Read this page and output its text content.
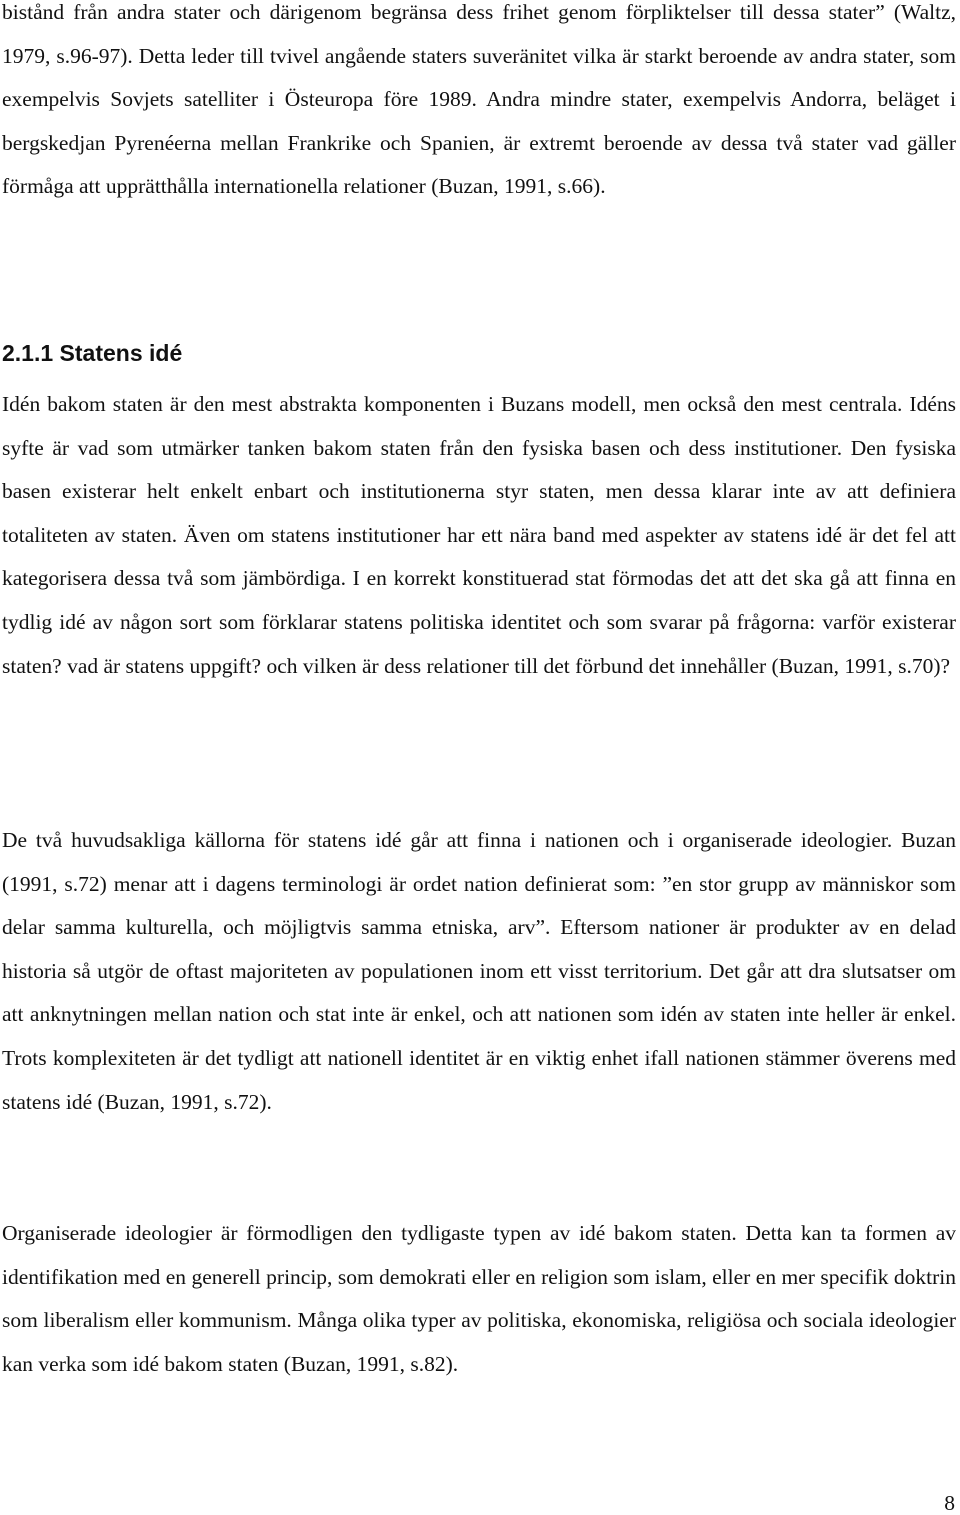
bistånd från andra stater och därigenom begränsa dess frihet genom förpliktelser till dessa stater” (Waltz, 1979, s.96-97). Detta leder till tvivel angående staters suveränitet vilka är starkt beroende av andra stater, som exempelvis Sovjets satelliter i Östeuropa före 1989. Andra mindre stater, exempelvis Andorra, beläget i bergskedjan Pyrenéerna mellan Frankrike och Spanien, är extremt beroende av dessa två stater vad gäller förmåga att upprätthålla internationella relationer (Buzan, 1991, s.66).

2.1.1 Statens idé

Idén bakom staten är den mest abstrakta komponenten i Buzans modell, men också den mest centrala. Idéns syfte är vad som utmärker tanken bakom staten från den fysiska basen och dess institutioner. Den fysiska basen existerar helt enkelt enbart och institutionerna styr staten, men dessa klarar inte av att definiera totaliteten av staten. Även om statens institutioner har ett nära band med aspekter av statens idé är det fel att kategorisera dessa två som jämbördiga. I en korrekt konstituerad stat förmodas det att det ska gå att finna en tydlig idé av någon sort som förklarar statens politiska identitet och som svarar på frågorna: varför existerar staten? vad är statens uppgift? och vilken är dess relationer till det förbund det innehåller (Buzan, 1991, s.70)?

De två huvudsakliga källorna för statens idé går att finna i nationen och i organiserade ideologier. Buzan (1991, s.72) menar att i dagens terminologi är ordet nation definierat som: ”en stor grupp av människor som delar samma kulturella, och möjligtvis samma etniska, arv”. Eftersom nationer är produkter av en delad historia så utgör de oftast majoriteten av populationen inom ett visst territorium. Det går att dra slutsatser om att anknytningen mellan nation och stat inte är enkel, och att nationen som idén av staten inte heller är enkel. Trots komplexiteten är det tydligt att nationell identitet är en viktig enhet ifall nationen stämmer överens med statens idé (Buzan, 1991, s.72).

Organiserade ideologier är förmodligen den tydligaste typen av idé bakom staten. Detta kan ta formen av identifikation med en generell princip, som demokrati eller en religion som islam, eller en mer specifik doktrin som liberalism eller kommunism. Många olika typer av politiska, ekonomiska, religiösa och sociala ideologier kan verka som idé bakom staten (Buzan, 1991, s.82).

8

ASSIGNMENT →
Search the listing for "mellan" and copy each line holding it.

SOLUTION BELOW →
bistånd från andra stater och därigenom begränsa dess frihet genom förpliktelser till dessa stater” (Waltz, 1979, s.96-97). Detta leder till tvivel angående staters suveränitet vilka är starkt beroende av andra stater, som exempelvis Sovjets satelliter i Östeuropa före 1989. Andra mindre stater, exempelvis Andorra, beläget i bergskedjan Pyrenéerna mellan Frankrike och Spanien, är extremt beroende av dessa två stater vad gäller förmåga att upprätthålla internationella relationer (Buzan, 1991, s.66).
De två huvudsakliga källorna för statens idé går att finna i nationen och i organiserade ideologier. Buzan (1991, s.72) menar att i dagens terminologi är ordet nation definierat som: ”en stor grupp av människor som delar samma kulturella, och möjligtvis samma etniska, arv”. Eftersom nationer är produkter av en delad historia så utgör de oftast majoriteten av populationen inom ett visst territorium. Det går att dra slutsatser om att anknytningen mellan nation och stat inte är enkel, och att nationen som idén av staten inte heller är enkel. Trots komplexiteten är det tydligt att nationell identitet är en viktig enhet ifall nationen stämmer överens med statens idé (Buzan, 1991, s.72).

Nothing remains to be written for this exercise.